(Stored records)
-- Begin --

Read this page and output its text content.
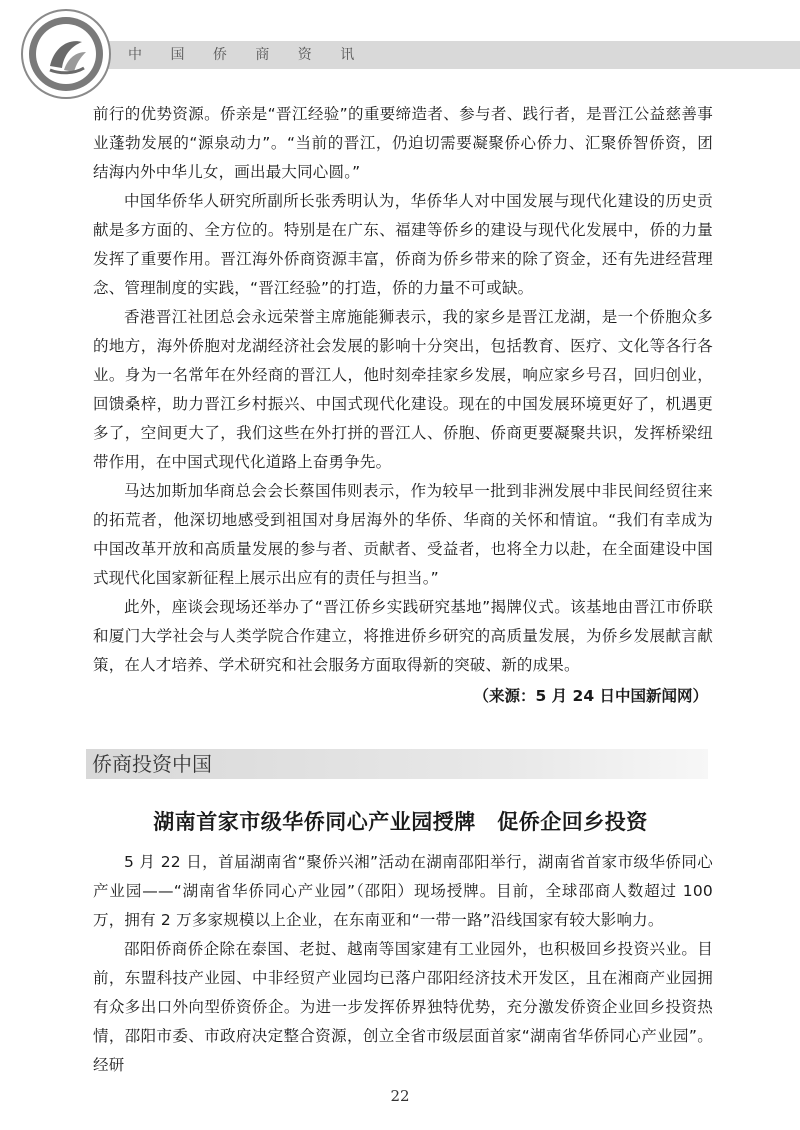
中 国 侨 商 资 讯

前行的优势资源。侨亲是“晋江经验”的重要缔造者、参与者、践行者，是晋江公益慈善事业蓬勃发展的“源泉动力”。“当前的晋江，仍迫切需要凝聚侨心侨力、汇聚侨智侨资，团结海内外中华儿女，画出最大同心圆。”

中国华侨华人研究所副所长张秀明认为，华侨华人对中国发展与现代化建设的历史贡献是多方面的、全方位的。特别是在广东、福建等侨乡的建设与现代化发展中，侨的力量发挥了重要作用。晋江海外侨商资源丰富，侨商为侨乡带来的除了资金，还有先进经营理念、管理制度的实践，“晋江经验”的打造，侨的力量不可或缺。

香港晋江社团总会永远荣誉主席施能狮表示，我的家乡是晋江龙湖，是一个侨胞众多的地方，海外侨胞对龙湖经济社会发展的影响十分突出，包括教育、医疗、文化等各行各业。身为一名常年在外经商的晋江人，他时刻牵挂家乡发展，响应家乡号召，回归创业，回馈桑梓，助力晋江乡村振兴、中国式现代化建设。现在的中国发展环境更好了，机遇更多了，空间更大了，我们这些在外打拼的晋江人、侨胞、侨商更要凝聚共识，发挥桥梁纽带作用，在中国式现代化道路上奋勇争先。

马达加斯加华商总会会长蔡国伟则表示，作为较早一批到非洲发展中非民间经贸往来的拓荒者，他深切地感受到祖国对身居海外的华侨、华商的关怀和情谊。“我们有幸成为中国改革开放和高质量发展的参与者、贡献者、受益者，也将全力以赴，在全面建设中国式现代化国家新征程上展示出应有的责任与担当。”

此外，座谈会现场还举办了“晋江侨乡实践研究基地”揭牌仪式。该基地由晋江市侨联和厦门大学社会与人类学院合作建立，将推进侨乡研究的高质量发展，为侨乡发展献言献策，在人才培养、学术研究和社会服务方面取得新的突破、新的成果。

（来源：5 月 24 日中国新闻网）
侨商投资中国
湖南首家市级华侨同心产业园授牌　促侨企回乡投资

5 月 22 日，首届湖南省“聚侨兴湘”活动在湖南邵阳举行，湖南省首家市级华侨同心产业园——“湖南省华侨同心产业园”（邵阳）现场授牌。目前，全球邵商人数超过 100 万，拥有 2 万多家规模以上企业，在东南亚和“一带一路”沿线国家有较大影响力。

邵阳侨商侨企除在泰国、老挝、越南等国家建有工业园外，也积极回乡投资兴业。目前，东盟科技产业园、中非经贸产业园均已落户邵阳经济技术开发区，且在湘商产业园拥有众多出口外向型侨资侨企。为进一步发挥侨界独特优势，充分激发侨资企业回乡投资热情，邵阳市委、市政府决定整合资源，创立全省市级层面首家“湖南省华侨同心产业园”。经研

22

-- End --

▶ _WHAT NEEDS TO BE DONE_:
Using the listing above, list every line in which the string "湖南省华侨同心产业园" occurs.

▶ _EXERCISE RESULT_:
5 月 22 日，首届湖南省“聚侨兴湘”活动在湖南邵阳举行，湖南省首家市级华侨同心产业园——“湖南省华侨同心产业园”（邵阳）现场授牌。目前，全球邵商人数超过 100 万，拥有 2 万多家规模以上企业，在东南亚和“一带一路”沿线国家有较大影响力。
邵阳侨商侨企除在泰国、老挝、越南等国家建有工业园外，也积极回乡投资兴业。目前，东盟科技产业园、中非经贸产业园均已落户邵阳经济技术开发区，且在湘商产业园拥有众多出口外向型侨资侨企。为进一步发挥侨界独特优势，充分激发侨资企业回乡投资热情，邵阳市委、市政府决定整合资源，创立全省市级层面首家“湖南省华侨同心产业园”。经研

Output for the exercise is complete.